- **INPUT MATERIAL**:

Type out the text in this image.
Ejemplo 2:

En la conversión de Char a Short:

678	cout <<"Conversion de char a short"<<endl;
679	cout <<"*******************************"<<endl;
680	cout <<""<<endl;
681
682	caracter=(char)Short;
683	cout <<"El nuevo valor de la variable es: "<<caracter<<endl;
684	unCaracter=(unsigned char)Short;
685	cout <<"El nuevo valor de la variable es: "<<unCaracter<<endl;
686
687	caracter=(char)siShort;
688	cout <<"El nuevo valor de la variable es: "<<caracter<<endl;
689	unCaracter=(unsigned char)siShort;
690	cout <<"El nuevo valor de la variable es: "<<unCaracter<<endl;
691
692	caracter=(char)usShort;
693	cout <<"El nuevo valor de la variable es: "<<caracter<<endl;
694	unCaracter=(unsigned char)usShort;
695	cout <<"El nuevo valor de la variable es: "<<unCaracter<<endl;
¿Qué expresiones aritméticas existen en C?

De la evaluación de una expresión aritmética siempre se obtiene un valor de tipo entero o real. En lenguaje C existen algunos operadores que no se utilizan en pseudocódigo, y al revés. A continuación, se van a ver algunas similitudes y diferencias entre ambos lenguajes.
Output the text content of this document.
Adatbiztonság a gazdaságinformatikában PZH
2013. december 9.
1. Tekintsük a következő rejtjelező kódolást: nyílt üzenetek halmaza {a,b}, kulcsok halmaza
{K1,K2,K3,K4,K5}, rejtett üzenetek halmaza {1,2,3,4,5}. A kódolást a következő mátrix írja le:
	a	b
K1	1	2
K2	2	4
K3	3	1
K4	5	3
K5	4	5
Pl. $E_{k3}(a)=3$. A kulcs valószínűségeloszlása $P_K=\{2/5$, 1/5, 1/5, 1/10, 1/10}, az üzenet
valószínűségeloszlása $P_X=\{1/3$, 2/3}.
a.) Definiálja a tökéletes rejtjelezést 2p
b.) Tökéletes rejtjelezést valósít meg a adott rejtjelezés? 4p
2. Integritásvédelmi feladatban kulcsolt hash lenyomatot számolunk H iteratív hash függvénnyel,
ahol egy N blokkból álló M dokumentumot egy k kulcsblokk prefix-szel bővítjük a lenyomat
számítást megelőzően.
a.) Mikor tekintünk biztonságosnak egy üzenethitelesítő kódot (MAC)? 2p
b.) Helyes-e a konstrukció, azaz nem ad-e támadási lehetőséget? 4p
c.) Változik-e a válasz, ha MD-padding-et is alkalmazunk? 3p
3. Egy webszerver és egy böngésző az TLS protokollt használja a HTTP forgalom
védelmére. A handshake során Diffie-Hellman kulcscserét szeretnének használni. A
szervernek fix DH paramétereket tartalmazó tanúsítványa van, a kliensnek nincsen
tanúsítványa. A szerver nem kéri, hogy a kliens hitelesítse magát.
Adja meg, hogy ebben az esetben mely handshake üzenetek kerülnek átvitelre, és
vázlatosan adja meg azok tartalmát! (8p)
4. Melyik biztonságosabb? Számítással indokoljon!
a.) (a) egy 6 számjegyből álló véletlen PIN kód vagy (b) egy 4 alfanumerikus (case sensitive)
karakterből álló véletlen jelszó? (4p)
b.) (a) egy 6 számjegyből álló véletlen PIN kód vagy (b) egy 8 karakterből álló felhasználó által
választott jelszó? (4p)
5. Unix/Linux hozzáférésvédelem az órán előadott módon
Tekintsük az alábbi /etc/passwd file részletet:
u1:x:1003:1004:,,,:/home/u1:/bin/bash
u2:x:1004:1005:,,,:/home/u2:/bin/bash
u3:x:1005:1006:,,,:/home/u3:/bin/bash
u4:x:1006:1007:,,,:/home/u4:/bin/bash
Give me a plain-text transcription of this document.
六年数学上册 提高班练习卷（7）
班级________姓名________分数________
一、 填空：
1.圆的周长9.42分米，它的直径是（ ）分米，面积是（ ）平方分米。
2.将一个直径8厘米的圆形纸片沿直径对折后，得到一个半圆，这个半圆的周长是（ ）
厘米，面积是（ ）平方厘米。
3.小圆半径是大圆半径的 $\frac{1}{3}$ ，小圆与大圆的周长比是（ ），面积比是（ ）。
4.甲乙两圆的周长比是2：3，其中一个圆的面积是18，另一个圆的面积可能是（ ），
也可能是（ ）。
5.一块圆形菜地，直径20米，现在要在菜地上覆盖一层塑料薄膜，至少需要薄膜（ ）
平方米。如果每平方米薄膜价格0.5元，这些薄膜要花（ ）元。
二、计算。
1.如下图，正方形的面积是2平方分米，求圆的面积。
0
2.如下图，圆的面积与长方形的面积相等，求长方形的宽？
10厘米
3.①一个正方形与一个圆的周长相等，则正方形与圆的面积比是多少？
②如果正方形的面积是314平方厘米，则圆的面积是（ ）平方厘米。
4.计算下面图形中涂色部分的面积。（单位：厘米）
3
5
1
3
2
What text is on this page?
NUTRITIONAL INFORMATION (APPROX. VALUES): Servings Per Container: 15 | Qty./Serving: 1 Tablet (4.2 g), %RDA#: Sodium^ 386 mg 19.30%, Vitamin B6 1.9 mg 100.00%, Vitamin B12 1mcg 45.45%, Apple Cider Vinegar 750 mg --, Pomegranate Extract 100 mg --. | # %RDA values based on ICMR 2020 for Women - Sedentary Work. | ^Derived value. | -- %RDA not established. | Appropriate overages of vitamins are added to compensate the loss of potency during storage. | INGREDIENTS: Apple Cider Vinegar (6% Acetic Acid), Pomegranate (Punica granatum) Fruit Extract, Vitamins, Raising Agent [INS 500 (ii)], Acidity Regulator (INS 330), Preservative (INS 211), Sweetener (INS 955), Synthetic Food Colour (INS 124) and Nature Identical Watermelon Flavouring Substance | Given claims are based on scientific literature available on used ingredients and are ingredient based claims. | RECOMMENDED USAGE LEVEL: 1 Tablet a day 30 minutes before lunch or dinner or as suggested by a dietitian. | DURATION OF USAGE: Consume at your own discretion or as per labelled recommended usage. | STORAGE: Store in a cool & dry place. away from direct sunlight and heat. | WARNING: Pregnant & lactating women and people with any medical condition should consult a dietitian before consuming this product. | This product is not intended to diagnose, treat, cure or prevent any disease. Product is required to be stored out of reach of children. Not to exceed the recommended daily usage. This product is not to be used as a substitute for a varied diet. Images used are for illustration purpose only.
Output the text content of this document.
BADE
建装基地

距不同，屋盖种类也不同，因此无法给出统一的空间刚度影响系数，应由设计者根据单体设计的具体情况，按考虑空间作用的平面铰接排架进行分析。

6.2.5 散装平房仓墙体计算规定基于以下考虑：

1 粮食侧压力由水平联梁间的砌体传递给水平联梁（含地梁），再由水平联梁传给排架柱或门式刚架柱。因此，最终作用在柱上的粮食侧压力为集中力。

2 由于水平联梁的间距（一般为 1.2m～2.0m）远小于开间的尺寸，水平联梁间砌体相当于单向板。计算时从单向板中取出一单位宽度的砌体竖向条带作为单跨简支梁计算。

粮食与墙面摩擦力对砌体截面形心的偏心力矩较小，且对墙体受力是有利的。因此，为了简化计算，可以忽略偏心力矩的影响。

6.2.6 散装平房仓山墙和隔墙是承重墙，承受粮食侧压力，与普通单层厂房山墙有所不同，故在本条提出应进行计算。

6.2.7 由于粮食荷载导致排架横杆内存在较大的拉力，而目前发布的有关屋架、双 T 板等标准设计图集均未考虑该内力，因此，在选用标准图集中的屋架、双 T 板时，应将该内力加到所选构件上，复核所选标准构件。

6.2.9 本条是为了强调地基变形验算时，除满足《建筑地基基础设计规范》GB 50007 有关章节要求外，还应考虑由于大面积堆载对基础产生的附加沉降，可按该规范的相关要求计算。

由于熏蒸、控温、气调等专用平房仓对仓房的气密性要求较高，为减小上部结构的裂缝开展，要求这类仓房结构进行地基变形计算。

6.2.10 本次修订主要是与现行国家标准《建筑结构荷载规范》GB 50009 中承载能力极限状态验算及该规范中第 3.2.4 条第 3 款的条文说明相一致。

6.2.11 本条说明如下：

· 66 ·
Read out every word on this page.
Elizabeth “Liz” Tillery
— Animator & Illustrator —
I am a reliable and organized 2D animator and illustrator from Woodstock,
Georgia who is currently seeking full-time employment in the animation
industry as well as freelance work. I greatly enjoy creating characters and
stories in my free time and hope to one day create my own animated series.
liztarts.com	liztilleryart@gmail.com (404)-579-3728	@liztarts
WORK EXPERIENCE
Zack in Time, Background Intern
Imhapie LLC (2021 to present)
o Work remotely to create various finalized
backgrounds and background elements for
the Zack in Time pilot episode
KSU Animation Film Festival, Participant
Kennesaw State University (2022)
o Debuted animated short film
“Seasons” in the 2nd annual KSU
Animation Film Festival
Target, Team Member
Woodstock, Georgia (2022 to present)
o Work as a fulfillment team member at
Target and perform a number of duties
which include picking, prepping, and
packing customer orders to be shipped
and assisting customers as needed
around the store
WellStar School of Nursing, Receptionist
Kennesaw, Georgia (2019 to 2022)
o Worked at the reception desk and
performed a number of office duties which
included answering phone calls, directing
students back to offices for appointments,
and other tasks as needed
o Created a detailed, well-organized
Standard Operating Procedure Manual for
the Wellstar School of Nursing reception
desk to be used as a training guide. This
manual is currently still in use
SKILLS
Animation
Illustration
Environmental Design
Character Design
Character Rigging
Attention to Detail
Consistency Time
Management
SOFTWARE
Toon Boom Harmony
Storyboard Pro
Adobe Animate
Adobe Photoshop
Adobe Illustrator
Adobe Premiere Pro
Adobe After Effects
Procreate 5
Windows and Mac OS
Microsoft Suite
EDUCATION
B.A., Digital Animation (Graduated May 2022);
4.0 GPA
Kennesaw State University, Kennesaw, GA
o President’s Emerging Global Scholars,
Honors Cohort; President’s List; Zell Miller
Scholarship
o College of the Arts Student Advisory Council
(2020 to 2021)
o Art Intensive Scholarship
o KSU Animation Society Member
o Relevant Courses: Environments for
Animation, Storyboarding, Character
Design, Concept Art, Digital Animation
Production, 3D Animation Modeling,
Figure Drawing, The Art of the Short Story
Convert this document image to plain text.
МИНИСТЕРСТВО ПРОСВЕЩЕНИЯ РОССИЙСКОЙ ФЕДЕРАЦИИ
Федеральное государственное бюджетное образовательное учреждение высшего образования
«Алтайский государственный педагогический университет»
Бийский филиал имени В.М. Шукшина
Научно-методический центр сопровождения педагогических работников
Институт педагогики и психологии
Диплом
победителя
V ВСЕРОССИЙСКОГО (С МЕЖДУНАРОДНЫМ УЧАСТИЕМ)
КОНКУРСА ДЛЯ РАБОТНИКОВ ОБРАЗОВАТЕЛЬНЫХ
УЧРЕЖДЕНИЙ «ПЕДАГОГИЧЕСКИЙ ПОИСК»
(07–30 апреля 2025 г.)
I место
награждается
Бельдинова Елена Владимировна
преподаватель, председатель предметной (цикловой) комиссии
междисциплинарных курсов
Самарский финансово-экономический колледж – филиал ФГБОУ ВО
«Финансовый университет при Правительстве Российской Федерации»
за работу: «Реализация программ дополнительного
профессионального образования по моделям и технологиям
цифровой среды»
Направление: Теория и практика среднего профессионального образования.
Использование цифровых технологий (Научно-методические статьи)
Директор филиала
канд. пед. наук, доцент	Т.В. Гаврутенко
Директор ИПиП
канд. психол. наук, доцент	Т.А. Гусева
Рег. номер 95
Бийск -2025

- **EXERCISE BRIEF**: Go through the records above, find every line with the word "siShort", and list those lines.

- **EXERCISE SOLUTION**:
687	caracter=(char)siShort;
689	unCaracter=(unsigned char)siShort;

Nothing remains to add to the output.